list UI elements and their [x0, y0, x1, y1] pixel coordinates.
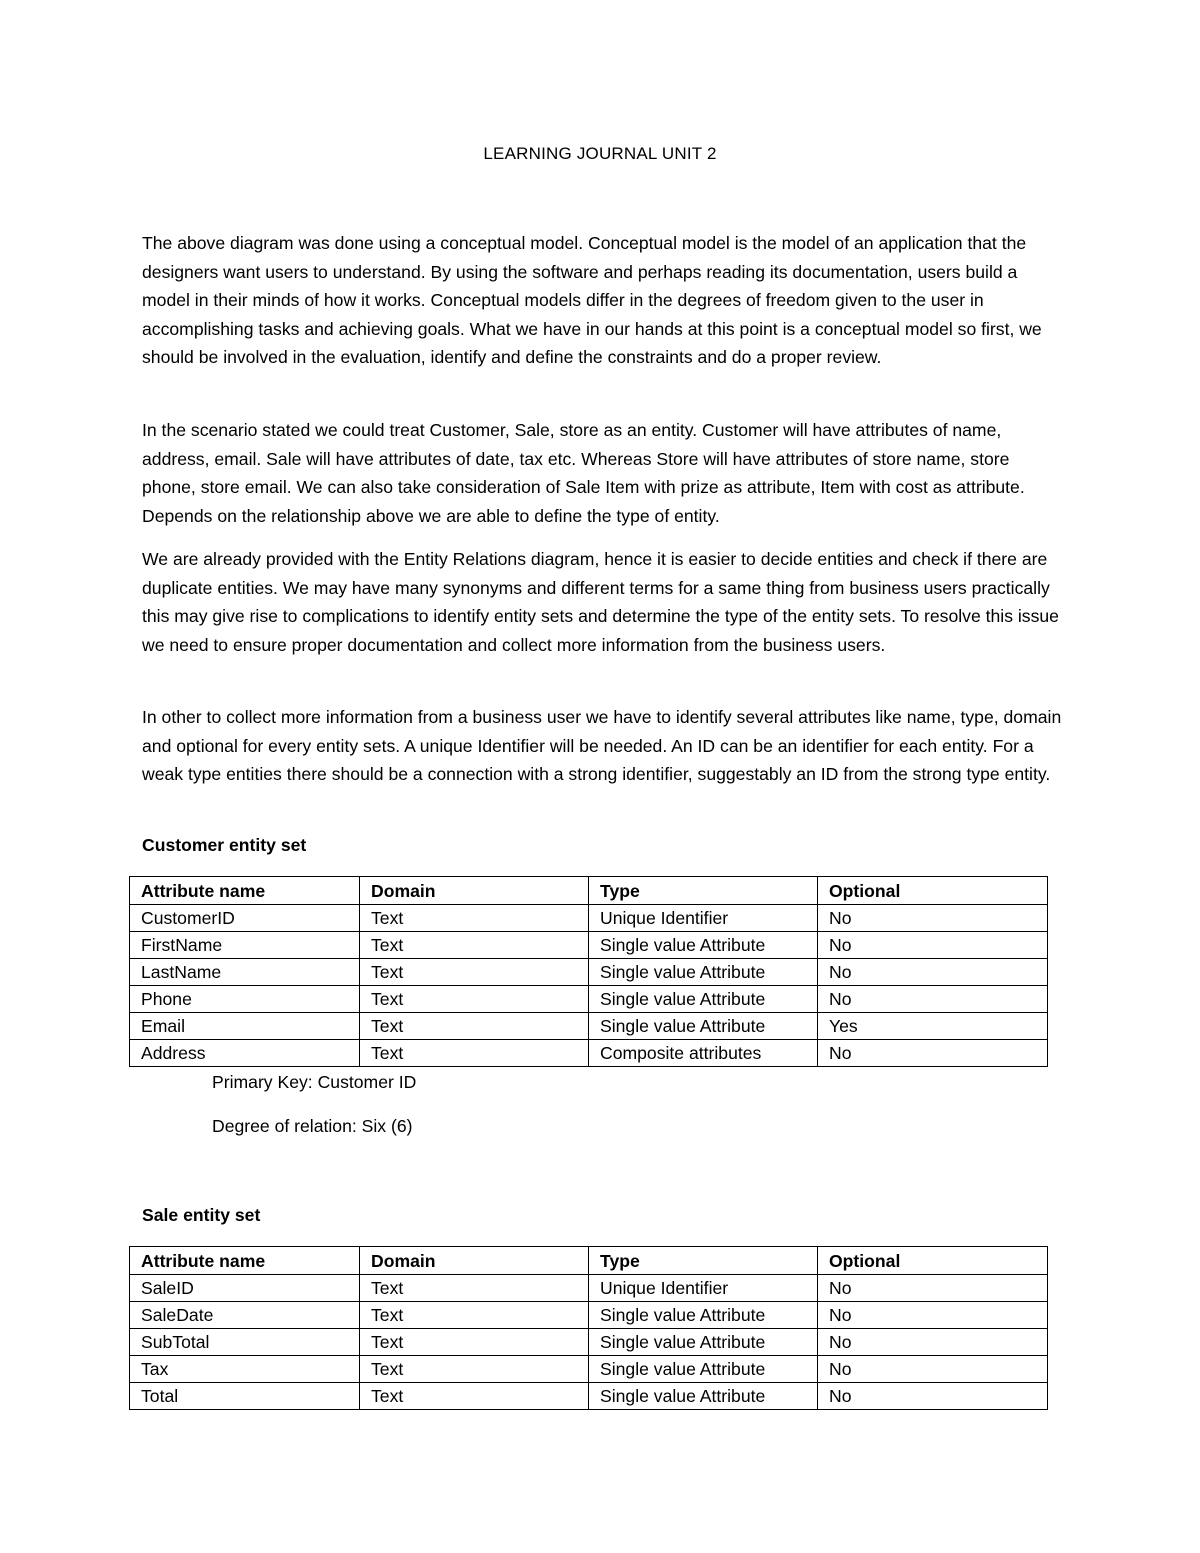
table-row [130, 1383, 1048, 1410]
cell-domain: Text [360, 1040, 589, 1067]
cell-type: Single value Attribute [589, 1329, 818, 1356]
table-row [130, 1040, 1048, 1067]
cell-optional: No [818, 1275, 1048, 1302]
cell-type: Single value Attribute [589, 932, 818, 959]
cell-attribute-name: LastName [130, 959, 360, 986]
cell-domain: Text [360, 959, 589, 986]
table-row [130, 1302, 1048, 1329]
cell-domain: Text [360, 1329, 589, 1356]
cell-attribute-name: CustomerID [130, 905, 360, 932]
primary-key-note: Primary Key: Customer ID [212, 1072, 417, 1092]
cell-optional: No [818, 1302, 1048, 1329]
cell-domain: Text [360, 1302, 589, 1329]
cell-type: Single value Attribute [589, 986, 818, 1013]
cell-attribute-name: Tax [130, 1356, 360, 1383]
column-header-domain: Domain [360, 877, 589, 905]
paragraph-attributes: In other to collect more information from a business user we have to identify several attributes like name, type, domain and optional for every entity sets. A unique Identifier will be needed. An ID can be an identifier for each entity. For a weak type entities there should be a connection with a strong identifier, suggestably an ID from the strong type entity. [142, 707, 1062, 785]
cell-attribute-name: SaleID [130, 1275, 360, 1302]
cell-attribute-name: Email [130, 1013, 360, 1040]
cell-attribute-name: Phone [130, 986, 360, 1013]
table-row [130, 959, 1048, 986]
cell-type: Single value Attribute [589, 1356, 818, 1383]
cell-domain: Text [360, 1013, 589, 1040]
table-row [130, 905, 1048, 932]
table-row [130, 986, 1048, 1013]
cell-optional: No [818, 1329, 1048, 1356]
document-title: LEARNING JOURNAL UNIT 2 [483, 144, 717, 163]
cell-type: Single value Attribute [589, 1383, 818, 1410]
customer-entity-table [129, 876, 1048, 1067]
table-row [130, 1013, 1048, 1040]
cell-domain: Text [360, 1275, 589, 1302]
cell-attribute-name: SubTotal [130, 1329, 360, 1356]
column-header-type: Type [589, 1247, 818, 1275]
cell-domain: Text [360, 932, 589, 959]
table-row [130, 1275, 1048, 1302]
sale-entity-heading: Sale entity set [142, 1205, 261, 1225]
cell-optional: No [818, 986, 1048, 1013]
cell-type: Unique Identifier [589, 1275, 818, 1302]
cell-attribute-name: Address [130, 1040, 360, 1067]
cell-domain: Text [360, 986, 589, 1013]
cell-type: Composite attributes [589, 1040, 818, 1067]
cell-optional: Yes [818, 1013, 1048, 1040]
customer-entity-heading: Customer entity set [142, 835, 307, 855]
cell-type: Single value Attribute [589, 1013, 818, 1040]
cell-type: Unique Identifier [589, 905, 818, 932]
table-row [130, 1356, 1048, 1383]
cell-optional: No [818, 905, 1048, 932]
cell-optional: No [818, 932, 1048, 959]
cell-type: Single value Attribute [589, 1302, 818, 1329]
cell-optional: No [818, 959, 1048, 986]
table-row [130, 932, 1048, 959]
cell-attribute-name: SaleDate [130, 1302, 360, 1329]
cell-attribute-name: FirstName [130, 932, 360, 959]
cell-optional: No [818, 1040, 1048, 1067]
sale-entity-table [129, 1246, 1048, 1410]
table-header-row [130, 1247, 1048, 1275]
cell-domain: Text [360, 1356, 589, 1383]
column-header-optional: Optional [818, 877, 1048, 905]
table-header-row [130, 877, 1048, 905]
degree-of-relation-note: Degree of relation: Six (6) [212, 1116, 413, 1136]
cell-domain: Text [360, 905, 589, 932]
column-header-attribute-name: Attribute name [130, 1247, 360, 1275]
cell-domain: Text [360, 1383, 589, 1410]
table-row [130, 1329, 1048, 1356]
column-header-domain: Domain [360, 1247, 589, 1275]
paragraph-er-diagram: We are already provided with the Entity Relations diagram, hence it is easier to decide entities and check if there are duplicate entities. We may have many synonyms and different terms for a same thing from business users practically this may give rise to complications to identify entity sets and determine the type of the entity sets. To resolve this issue we need to ensure proper documentation and collect more information from the business users. [142, 549, 1059, 655]
column-header-optional: Optional [818, 1247, 1048, 1275]
cell-attribute-name: Total [130, 1383, 360, 1410]
column-header-attribute-name: Attribute name [130, 877, 360, 905]
cell-type: Single value Attribute [589, 959, 818, 986]
paragraph-conceptual-model: The above diagram was done using a conceptual model. Conceptual model is the model of an application that the designers want users to understand. By using the software and perhaps reading its documentation, users build a model in their minds of how it works. Conceptual models differ in the degrees of freedom given to the user in accomplishing tasks and achieving goals. What we have in our hands at this point is a conceptual model so first, we should be involved in the evaluation, identify and define the constraints and do a proper review. [142, 233, 1042, 368]
cell-optional: No [818, 1383, 1048, 1410]
paragraph-entities: In the scenario stated we could treat Customer, Sale, store as an entity. Customer will have attributes of name, address, email. Sale will have attributes of date, tax etc. Whereas Store will have attributes of store name, store phone, store email. We can also take consideration of Sale Item with prize as attribute, Item with cost as attribute. Depends on the relationship above we are able to define the type of entity. [142, 420, 1025, 526]
column-header-type: Type [589, 877, 818, 905]
cell-optional: No [818, 1356, 1048, 1383]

^^^^^^^^^^^^^^^^

> **STATED PROBLEM**:
Collect each row above that contains the word "Text" and copy it in full.

> **RESULT OF THE TASK**:
cell-domain: Text [360, 1040, 589, 1067]
cell-domain: Text [360, 959, 589, 986]
cell-domain: Text [360, 1329, 589, 1356]
cell-domain: Text [360, 1302, 589, 1329]
cell-domain: Text [360, 1013, 589, 1040]
cell-domain: Text [360, 1275, 589, 1302]
cell-domain: Text [360, 932, 589, 959]
cell-domain: Text [360, 986, 589, 1013]
cell-domain: Text [360, 1356, 589, 1383]
cell-domain: Text [360, 905, 589, 932]
cell-domain: Text [360, 1383, 589, 1410]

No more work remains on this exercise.